Your goal:
Copy every line of the data below word for word.

The records:
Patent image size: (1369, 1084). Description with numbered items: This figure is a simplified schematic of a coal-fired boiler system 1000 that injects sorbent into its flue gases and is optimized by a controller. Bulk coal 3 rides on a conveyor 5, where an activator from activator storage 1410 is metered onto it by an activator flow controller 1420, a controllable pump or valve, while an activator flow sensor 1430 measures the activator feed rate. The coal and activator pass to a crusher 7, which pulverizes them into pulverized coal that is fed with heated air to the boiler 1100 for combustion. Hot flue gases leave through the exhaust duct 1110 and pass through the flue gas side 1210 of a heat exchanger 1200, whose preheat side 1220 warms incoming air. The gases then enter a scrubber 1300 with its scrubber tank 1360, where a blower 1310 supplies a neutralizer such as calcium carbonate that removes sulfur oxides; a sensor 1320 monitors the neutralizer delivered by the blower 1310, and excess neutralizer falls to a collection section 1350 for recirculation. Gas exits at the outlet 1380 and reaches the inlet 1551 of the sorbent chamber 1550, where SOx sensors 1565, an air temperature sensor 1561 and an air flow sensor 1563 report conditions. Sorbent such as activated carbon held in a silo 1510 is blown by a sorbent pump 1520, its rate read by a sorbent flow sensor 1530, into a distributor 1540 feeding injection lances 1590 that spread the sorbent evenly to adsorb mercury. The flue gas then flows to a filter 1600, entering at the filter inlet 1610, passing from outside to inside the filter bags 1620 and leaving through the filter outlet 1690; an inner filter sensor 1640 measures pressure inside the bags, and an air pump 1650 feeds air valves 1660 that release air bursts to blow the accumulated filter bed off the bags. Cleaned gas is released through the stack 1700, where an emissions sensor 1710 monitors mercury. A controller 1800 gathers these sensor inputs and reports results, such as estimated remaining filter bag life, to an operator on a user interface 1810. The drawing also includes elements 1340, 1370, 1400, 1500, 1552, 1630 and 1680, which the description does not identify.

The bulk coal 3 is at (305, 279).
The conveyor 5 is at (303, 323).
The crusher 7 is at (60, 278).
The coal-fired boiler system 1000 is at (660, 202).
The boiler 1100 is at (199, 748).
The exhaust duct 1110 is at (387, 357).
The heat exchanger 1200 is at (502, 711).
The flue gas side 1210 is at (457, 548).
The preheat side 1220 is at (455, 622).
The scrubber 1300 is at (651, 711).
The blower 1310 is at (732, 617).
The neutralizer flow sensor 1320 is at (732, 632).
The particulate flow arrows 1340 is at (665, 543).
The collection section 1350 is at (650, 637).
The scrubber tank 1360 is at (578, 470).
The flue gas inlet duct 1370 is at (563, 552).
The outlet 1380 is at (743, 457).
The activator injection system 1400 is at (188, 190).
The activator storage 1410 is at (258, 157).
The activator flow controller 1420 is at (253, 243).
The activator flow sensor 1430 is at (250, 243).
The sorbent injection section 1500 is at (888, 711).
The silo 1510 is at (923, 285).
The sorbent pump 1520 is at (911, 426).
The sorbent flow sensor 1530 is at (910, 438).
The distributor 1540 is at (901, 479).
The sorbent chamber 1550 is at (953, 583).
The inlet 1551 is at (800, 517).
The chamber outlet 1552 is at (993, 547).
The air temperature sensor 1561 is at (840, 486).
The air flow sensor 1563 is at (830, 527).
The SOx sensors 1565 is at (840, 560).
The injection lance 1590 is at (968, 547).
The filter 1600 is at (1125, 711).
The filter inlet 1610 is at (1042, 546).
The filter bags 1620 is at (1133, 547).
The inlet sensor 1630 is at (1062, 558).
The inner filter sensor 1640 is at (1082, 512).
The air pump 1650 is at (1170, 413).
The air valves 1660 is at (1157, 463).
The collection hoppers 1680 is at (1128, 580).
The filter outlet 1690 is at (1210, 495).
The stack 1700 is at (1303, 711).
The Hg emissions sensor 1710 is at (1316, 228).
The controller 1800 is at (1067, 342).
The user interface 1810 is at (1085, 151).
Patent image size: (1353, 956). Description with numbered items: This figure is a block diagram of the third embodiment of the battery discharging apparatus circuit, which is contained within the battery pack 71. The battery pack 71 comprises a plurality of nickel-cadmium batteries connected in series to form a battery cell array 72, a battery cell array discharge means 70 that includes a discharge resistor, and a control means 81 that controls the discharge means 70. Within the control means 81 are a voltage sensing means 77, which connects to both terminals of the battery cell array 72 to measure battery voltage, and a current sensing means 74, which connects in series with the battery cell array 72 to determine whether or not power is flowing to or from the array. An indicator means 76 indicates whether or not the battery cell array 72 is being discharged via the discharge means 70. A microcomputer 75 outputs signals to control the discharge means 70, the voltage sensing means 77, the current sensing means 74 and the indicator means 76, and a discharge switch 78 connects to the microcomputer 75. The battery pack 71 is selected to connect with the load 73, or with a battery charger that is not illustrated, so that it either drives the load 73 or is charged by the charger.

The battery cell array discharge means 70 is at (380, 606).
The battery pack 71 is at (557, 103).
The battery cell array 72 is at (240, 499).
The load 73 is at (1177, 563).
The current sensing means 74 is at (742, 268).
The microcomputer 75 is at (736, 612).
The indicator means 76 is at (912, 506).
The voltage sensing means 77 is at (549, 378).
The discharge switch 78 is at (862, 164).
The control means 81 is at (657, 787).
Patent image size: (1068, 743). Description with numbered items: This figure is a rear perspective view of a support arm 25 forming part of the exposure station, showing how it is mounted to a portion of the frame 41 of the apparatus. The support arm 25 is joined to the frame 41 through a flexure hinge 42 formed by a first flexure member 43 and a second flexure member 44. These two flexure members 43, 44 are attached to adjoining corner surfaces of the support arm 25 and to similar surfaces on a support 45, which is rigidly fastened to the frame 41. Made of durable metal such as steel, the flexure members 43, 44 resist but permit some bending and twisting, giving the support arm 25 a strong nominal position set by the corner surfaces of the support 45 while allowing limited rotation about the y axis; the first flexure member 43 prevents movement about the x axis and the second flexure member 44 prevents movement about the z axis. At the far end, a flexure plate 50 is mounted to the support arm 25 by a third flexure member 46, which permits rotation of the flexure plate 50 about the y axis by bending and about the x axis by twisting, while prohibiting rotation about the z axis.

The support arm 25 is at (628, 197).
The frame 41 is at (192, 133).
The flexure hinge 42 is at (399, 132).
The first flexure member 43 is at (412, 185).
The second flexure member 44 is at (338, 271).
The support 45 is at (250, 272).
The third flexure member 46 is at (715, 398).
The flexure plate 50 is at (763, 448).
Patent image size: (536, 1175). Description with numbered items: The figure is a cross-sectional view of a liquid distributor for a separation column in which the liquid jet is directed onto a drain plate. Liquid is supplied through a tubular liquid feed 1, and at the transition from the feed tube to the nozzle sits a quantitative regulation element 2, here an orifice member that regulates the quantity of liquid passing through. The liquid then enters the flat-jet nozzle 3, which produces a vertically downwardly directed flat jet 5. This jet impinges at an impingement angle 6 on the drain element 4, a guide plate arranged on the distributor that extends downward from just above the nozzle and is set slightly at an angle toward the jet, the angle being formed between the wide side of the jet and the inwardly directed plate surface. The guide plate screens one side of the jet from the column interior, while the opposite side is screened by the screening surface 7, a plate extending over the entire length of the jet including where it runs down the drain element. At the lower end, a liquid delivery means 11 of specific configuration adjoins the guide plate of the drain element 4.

Written solution:
Patent image size: (1369, 1084). Description with numbered items: This figure is a simplified schematic of a coal-fired boiler system 1000 that injects sorbent into its flue gases and is optimized by a controller. Bulk coal 3 rides on a conveyor 5, where an activator from activator storage 1410 is metered onto it by an activator flow controller 1420, a controllable pump or valve, while an activator flow sensor 1430 measures the activator feed rate. The coal and activator pass to a crusher 7, which pulverizes them into pulverized coal that is fed with heated air to the boiler 1100 for combustion. Hot flue gases leave through the exhaust duct 1110 and pass through the flue gas side 1210 of a heat exchanger 1200, whose preheat side 1220 warms incoming air. The gases then enter a scrubber 1300 with its scrubber tank 1360, where a blower 1310 supplies a neutralizer such as calcium carbonate that removes sulfur oxides; a sensor 1320 monitors the neutralizer delivered by the blower 1310, and excess neutralizer falls to a collection section 1350 for recirculation. Gas exits at the outlet 1380 and reaches the inlet 1551 of the sorbent chamber 1550, where SOx sensors 1565, an air temperature sensor 1561 and an air flow sensor 1563 report conditions. Sorbent such as activated carbon held in a silo 1510 is blown by a sorbent pump 1520, its rate read by a sorbent flow sensor 1530, into a distributor 1540 feeding injection lances 1590 that spread the sorbent evenly to adsorb mercury. The flue gas then flows to a filter 1600, entering at the filter inlet 1610, passing from outside to inside the filter bags 1620 and leaving through the filter outlet 1690; an inner filter sensor 1640 measures pressure inside the bags, and an air pump 1650 feeds air valves 1660 that release air bursts to blow the accumulated filter bed off the bags. Cleaned gas is released through the stack 1700, where an emissions sensor 1710 monitors mercury. A controller 1800 gathers these sensor inputs and reports results, such as estimated remaining filter bag life, to an operator on a user interface 1810. The drawing also includes elements 1340, 1370, 1400, 1500, 1552, 1630 and 1680, which the description does not identify.

The bulk coal 3 is at (305, 279).
The conveyor 5 is at (303, 323).
The crusher 7 is at (60, 278).
The coal-fired boiler system 1000 is at (660, 202).
The boiler 1100 is at (199, 748).
The exhaust duct 1110 is at (387, 357).
The heat exchanger 1200 is at (502, 711).
The flue gas side 1210 is at (457, 548).
The preheat side 1220 is at (455, 622).
The scrubber 1300 is at (651, 711).
The blower 1310 is at (732, 617).
The neutralizer flow sensor 1320 is at (732, 632).
The particulate flow arrows 1340 is at (665, 543).
The collection section 1350 is at (650, 637).
The scrubber tank 1360 is at (578, 470).
The flue gas inlet duct 1370 is at (563, 552).
The outlet 1380 is at (743, 457).
The activator injection system 1400 is at (188, 190).
The activator storage 1410 is at (258, 157).
The activator flow controller 1420 is at (253, 243).
The activator flow sensor 1430 is at (250, 243).
The sorbent injection section 1500 is at (888, 711).
The silo 1510 is at (923, 285).
The sorbent pump 1520 is at (911, 426).
The sorbent flow sensor 1530 is at (910, 438).
The distributor 1540 is at (901, 479).
The sorbent chamber 1550 is at (953, 583).
The inlet 1551 is at (800, 517).
The chamber outlet 1552 is at (993, 547).
The air temperature sensor 1561 is at (840, 486).
The air flow sensor 1563 is at (830, 527).
The SOx sensors 1565 is at (840, 560).
The injection lance 1590 is at (968, 547).
The filter 1600 is at (1125, 711).
The filter inlet 1610 is at (1042, 546).
The filter bags 1620 is at (1133, 547).
The inlet sensor 1630 is at (1062, 558).
The inner filter sensor 1640 is at (1082, 512).
The air pump 1650 is at (1170, 413).
The air valves 1660 is at (1157, 463).
The collection hoppers 1680 is at (1128, 580).
The filter outlet 1690 is at (1210, 495).
The stack 1700 is at (1303, 711).
The Hg emissions sensor 1710 is at (1316, 228).
The controller 1800 is at (1067, 342).
The user interface 1810 is at (1085, 151).
Patent image size: (1353, 956). Description with numbered items: This figure is a block diagram of the third embodiment of the battery discharging apparatus circuit, which is contained within the battery pack 71. The battery pack 71 comprises a plurality of nickel-cadmium batteries connected in series to form a battery cell array 72, a battery cell array discharge means 70 that includes a discharge resistor, and a control means 81 that controls the discharge means 70. Within the control means 81 are a voltage sensing means 77, which connects to both terminals of the battery cell array 72 to measure battery voltage, and a current sensing means 74, which connects in series with the battery cell array 72 to determine whether or not power is flowing to or from the array. An indicator means 76 indicates whether or not the battery cell array 72 is being discharged via the discharge means 70. A microcomputer 75 outputs signals to control the discharge means 70, the voltage sensing means 77, the current sensing means 74 and the indicator means 76, and a discharge switch 78 connects to the microcomputer 75. The battery pack 71 is selected to connect with the load 73, or with a battery charger that is not illustrated, so that it either drives the load 73 or is charged by the charger.

The battery cell array discharge means 70 is at (380, 606).
The battery pack 71 is at (557, 103).
The battery cell array 72 is at (240, 499).
The load 73 is at (1177, 563).
The current sensing means 74 is at (742, 268).
The microcomputer 75 is at (736, 612).
The indicator means 76 is at (912, 506).
The voltage sensing means 77 is at (549, 378).
The discharge switch 78 is at (862, 164).
The control means 81 is at (657, 787).
Patent image size: (1068, 743). Description with numbered items: This figure is a rear perspective view of a support arm 25 forming part of the exposure station, showing how it is mounted to a portion of the frame 41 of the apparatus. The support arm 25 is joined to the frame 41 through a flexure hinge 42 formed by a first flexure member 43 and a second flexure member 44. These two flexure members 43, 44 are attached to adjoining corner surfaces of the support arm 25 and to similar surfaces on a support 45, which is rigidly fastened to the frame 41. Made of durable metal such as steel, the flexure members 43, 44 resist but permit some bending and twisting, giving the support arm 25 a strong nominal position set by the corner surfaces of the support 45 while allowing limited rotation about the y axis; the first flexure member 43 prevents movement about the x axis and the second flexure member 44 prevents movement about the z axis. At the far end, a flexure plate 50 is mounted to the support arm 25 by a third flexure member 46, which permits rotation of the flexure plate 50 about the y axis by bending and about the x axis by twisting, while prohibiting rotation about the z axis.

The support arm 25 is at (628, 197).
The frame 41 is at (192, 133).
The flexure hinge 42 is at (399, 132).
The first flexure member 43 is at (412, 185).
The second flexure member 44 is at (338, 271).
The support 45 is at (250, 272).
The third flexure member 46 is at (715, 398).
The flexure plate 50 is at (763, 448).
Patent image size: (536, 1175). Description with numbered items: The figure is a cross-sectional view of a liquid distributor for a separation column in which the liquid jet is directed onto a drain plate. Liquid is supplied through a tubular liquid feed 1, and at the transition from the feed tube to the nozzle sits a quantitative regulation element 2, here an orifice member that regulates the quantity of liquid passing through. The liquid then enters the flat-jet nozzle 3, which produces a vertically downwardly directed flat jet 5. This jet impinges at an impingement angle 6 on the drain element 4, a guide plate arranged on the distributor that extends downward from just above the nozzle and is set slightly at an angle toward the jet, the angle being formed between the wide side of the jet and the inwardly directed plate surface. The guide plate screens one side of the jet from the column interior, while the opposite side is screened by the screening surface 7, a plate extending over the entire length of the jet including where it runs down the drain element. At the lower end, a liquid delivery means 11 of specific configuration adjoins the guide plate of the drain element 4.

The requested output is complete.